— TASK —
Your task is to return the line containing "Decode this image" plus every line after it, exactly and with nothing added.

— INFORMATION PROVIDED —
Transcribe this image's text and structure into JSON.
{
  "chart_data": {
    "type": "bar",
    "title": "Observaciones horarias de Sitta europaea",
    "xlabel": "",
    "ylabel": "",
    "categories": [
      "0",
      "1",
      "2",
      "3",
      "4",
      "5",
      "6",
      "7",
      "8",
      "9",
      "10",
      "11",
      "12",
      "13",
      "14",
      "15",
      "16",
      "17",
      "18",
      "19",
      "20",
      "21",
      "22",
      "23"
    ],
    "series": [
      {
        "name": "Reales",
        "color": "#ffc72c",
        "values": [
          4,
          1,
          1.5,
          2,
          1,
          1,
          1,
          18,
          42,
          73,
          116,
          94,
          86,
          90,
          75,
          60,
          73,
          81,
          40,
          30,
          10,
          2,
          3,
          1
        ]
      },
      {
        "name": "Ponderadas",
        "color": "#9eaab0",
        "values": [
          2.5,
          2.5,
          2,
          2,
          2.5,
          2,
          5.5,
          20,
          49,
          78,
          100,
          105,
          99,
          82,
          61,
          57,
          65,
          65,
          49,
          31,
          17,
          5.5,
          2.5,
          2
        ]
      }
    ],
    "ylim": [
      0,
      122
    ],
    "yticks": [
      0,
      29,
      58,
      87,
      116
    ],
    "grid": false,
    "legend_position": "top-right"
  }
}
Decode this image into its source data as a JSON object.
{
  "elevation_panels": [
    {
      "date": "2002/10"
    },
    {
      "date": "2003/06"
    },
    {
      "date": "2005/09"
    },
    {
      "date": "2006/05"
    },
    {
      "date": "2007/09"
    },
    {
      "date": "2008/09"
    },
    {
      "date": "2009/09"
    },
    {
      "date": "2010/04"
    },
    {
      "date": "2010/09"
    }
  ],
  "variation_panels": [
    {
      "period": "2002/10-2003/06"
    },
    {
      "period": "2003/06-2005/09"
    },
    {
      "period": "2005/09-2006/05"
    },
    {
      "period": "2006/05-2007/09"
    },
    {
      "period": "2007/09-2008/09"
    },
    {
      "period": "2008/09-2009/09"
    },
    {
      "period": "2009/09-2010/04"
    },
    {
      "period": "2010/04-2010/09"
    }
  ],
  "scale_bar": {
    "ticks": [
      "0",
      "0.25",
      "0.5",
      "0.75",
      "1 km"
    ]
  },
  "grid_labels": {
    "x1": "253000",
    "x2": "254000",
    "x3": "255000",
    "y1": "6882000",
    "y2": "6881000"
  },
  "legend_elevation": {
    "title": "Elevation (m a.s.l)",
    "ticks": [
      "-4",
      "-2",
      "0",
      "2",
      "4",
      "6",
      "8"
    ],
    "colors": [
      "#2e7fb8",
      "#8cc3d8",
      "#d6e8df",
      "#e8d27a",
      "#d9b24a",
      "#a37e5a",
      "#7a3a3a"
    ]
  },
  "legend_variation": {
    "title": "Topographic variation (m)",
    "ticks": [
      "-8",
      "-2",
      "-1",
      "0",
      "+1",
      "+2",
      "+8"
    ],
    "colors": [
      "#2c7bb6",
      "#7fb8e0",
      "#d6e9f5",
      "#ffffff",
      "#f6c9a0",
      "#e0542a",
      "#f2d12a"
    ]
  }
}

— RESPONSE FOR THIS EXERCISE —
Decode this image into its source data as a JSON object.
{
  "elevation_panels": [
    {
      "date": "2002/10"
    },
    {
      "date": "2003/06"
    },
    {
      "date": "2005/09"
    },
    {
      "date": "2006/05"
    },
    {
      "date": "2007/09"
    },
    {
      "date": "2008/09"
    },
    {
      "date": "2009/09"
    },
    {
      "date": "2010/04"
    },
    {
      "date": "2010/09"
    }
  ],
  "variation_panels": [
    {
      "period": "2002/10-2003/06"
    },
    {
      "period": "2003/06-2005/09"
    },
    {
      "period": "2005/09-2006/05"
    },
    {
      "period": "2006/05-2007/09"
    },
    {
      "period": "2007/09-2008/09"
    },
    {
      "period": "2008/09-2009/09"
    },
    {
      "period": "2009/09-2010/04"
    },
    {
      "period": "2010/04-2010/09"
    }
  ],
  "scale_bar": {
    "ticks": [
      "0",
      "0.25",
      "0.5",
      "0.75",
      "1 km"
    ]
  },
  "grid_labels": {
    "x1": "253000",
    "x2": "254000",
    "x3": "255000",
    "y1": "6882000",
    "y2": "6881000"
  },
  "legend_elevation": {
    "title": "Elevation (m a.s.l)",
    "ticks": [
      "-4",
      "-2",
      "0",
      "2",
      "4",
      "6",
      "8"
    ],
    "colors": [
      "#2e7fb8",
      "#8cc3d8",
      "#d6e8df",
      "#e8d27a",
      "#d9b24a",
      "#a37e5a",
      "#7a3a3a"
    ]
  },
  "legend_variation": {
    "title": "Topographic variation (m)",
    "ticks": [
      "-8",
      "-2",
      "-1",
      "0",
      "+1",
      "+2",
      "+8"
    ],
    "colors": [
      "#2c7bb6",
      "#7fb8e0",
      "#d6e9f5",
      "#ffffff",
      "#f6c9a0",
      "#e0542a",
      "#f2d12a"
    ]
  }
}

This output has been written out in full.